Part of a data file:
# # #

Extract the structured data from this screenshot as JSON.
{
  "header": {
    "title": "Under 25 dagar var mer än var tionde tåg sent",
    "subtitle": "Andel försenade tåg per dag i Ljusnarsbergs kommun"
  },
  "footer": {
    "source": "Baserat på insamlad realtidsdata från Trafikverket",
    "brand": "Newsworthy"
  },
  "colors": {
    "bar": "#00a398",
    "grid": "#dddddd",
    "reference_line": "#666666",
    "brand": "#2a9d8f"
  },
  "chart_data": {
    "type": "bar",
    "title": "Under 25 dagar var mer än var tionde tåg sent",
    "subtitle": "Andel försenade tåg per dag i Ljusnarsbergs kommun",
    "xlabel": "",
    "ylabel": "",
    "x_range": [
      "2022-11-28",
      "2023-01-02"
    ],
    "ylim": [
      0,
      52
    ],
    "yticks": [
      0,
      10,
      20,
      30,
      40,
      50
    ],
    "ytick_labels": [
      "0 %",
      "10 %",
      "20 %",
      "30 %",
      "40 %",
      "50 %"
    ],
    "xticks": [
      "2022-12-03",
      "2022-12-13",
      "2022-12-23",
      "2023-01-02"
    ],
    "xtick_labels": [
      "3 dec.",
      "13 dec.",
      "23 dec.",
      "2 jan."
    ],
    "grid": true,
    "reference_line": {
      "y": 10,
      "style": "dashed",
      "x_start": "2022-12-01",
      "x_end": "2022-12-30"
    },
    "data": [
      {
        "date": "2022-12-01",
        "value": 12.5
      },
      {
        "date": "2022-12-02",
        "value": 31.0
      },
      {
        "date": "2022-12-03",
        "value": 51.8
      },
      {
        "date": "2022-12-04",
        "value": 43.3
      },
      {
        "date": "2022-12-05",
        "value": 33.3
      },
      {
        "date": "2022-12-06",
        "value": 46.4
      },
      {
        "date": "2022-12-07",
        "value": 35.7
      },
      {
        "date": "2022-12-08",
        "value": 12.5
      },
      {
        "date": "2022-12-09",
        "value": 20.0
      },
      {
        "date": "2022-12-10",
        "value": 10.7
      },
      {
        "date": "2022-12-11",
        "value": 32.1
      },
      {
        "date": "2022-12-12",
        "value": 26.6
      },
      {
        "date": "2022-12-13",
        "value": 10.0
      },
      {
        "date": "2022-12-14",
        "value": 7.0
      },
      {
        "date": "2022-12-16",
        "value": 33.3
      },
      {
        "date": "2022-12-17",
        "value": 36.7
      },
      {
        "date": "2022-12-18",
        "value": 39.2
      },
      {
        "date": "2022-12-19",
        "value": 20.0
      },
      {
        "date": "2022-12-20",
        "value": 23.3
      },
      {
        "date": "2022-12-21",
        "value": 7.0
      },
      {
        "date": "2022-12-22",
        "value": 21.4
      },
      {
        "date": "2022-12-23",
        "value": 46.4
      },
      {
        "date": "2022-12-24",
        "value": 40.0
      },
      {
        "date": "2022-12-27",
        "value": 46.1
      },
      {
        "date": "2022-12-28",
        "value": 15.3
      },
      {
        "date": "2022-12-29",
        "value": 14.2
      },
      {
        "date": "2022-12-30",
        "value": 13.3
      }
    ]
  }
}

# # #

Work to do: Using the data above, output each line exactly.

Final result:
Extract the structured data from this screenshot as JSON.
{
  "header": {
    "title": "Under 25 dagar var mer än var tionde tåg sent",
    "subtitle": "Andel försenade tåg per dag i Ljusnarsbergs kommun"
  },
  "footer": {
    "source": "Baserat på insamlad realtidsdata från Trafikverket",
    "brand": "Newsworthy"
  },
  "colors": {
    "bar": "#00a398",
    "grid": "#dddddd",
    "reference_line": "#666666",
    "brand": "#2a9d8f"
  },
  "chart_data": {
    "type": "bar",
    "title": "Under 25 dagar var mer än var tionde tåg sent",
    "subtitle": "Andel försenade tåg per dag i Ljusnarsbergs kommun",
    "xlabel": "",
    "ylabel": "",
    "x_range": [
      "2022-11-28",
      "2023-01-02"
    ],
    "ylim": [
      0,
      52
    ],
    "yticks": [
      0,
      10,
      20,
      30,
      40,
      50
    ],
    "ytick_labels": [
      "0 %",
      "10 %",
      "20 %",
      "30 %",
      "40 %",
      "50 %"
    ],
    "xticks": [
      "2022-12-03",
      "2022-12-13",
      "2022-12-23",
      "2023-01-02"
    ],
    "xtick_labels": [
      "3 dec.",
      "13 dec.",
      "23 dec.",
      "2 jan."
    ],
    "grid": true,
    "reference_line": {
      "y": 10,
      "style": "dashed",
      "x_start": "2022-12-01",
      "x_end": "2022-12-30"
    },
    "data": [
      {
        "date": "2022-12-01",
        "value": 12.5
      },
      {
        "date": "2022-12-02",
        "value": 31.0
      },
      {
        "date": "2022-12-03",
        "value": 51.8
      },
      {
        "date": "2022-12-04",
        "value": 43.3
      },
      {
        "date": "2022-12-05",
        "value": 33.3
      },
      {
        "date": "2022-12-06",
        "value": 46.4
      },
      {
        "date": "2022-12-07",
        "value": 35.7
      },
      {
        "date": "2022-12-08",
        "value": 12.5
      },
      {
        "date": "2022-12-09",
        "value": 20.0
      },
      {
        "date": "2022-12-10",
        "value": 10.7
      },
      {
        "date": "2022-12-11",
        "value": 32.1
      },
      {
        "date": "2022-12-12",
        "value": 26.6
      },
      {
        "date": "2022-12-13",
        "value": 10.0
      },
      {
        "date": "2022-12-14",
        "value": 7.0
      },
      {
        "date": "2022-12-16",
        "value": 33.3
      },
      {
        "date": "2022-12-17",
        "value": 36.7
      },
      {
        "date": "2022-12-18",
        "value": 39.2
      },
      {
        "date": "2022-12-19",
        "value": 20.0
      },
      {
        "date": "2022-12-20",
        "value": 23.3
      },
      {
        "date": "2022-12-21",
        "value": 7.0
      },
      {
        "date": "2022-12-22",
        "value": 21.4
      },
      {
        "date": "2022-12-23",
        "value": 46.4
      },
      {
        "date": "2022-12-24",
        "value": 40.0
      },
      {
        "date": "2022-12-27",
        "value": 46.1
      },
      {
        "date": "2022-12-28",
        "value": 15.3
      },
      {
        "date": "2022-12-29",
        "value": 14.2
      },
      {
        "date": "2022-12-30",
        "value": 13.3
      }
    ]
  }
}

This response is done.